## BEGIN Items
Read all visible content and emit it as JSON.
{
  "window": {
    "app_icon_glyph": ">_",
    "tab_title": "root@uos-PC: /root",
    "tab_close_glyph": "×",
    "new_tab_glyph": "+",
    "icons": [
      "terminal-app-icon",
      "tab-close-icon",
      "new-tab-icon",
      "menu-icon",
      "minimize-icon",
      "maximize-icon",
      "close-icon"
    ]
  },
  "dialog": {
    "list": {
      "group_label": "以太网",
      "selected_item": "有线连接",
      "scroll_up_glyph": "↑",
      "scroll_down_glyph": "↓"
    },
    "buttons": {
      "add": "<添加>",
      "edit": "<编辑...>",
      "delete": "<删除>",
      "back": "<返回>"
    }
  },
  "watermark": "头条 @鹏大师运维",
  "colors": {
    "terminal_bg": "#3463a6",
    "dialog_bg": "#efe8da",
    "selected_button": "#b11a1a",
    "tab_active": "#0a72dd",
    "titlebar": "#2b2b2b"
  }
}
## END Items
## BEGIN Items
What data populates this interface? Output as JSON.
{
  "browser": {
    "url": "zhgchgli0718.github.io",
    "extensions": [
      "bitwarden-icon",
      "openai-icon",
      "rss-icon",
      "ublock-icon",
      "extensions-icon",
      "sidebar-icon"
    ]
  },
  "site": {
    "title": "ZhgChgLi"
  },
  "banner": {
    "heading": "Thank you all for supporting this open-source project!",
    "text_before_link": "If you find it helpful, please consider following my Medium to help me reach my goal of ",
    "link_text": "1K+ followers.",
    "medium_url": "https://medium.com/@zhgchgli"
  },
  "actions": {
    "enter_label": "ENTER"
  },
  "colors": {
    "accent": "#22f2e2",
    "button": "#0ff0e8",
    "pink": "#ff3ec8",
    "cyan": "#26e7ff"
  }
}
## END Items
#### Exercise instructions
Using the listing, collect all lines in which the string "this" is found.

#### Written response
What data populates this interface? Output as JSON.
    "heading": "Thank you all for supporting this open-source project!",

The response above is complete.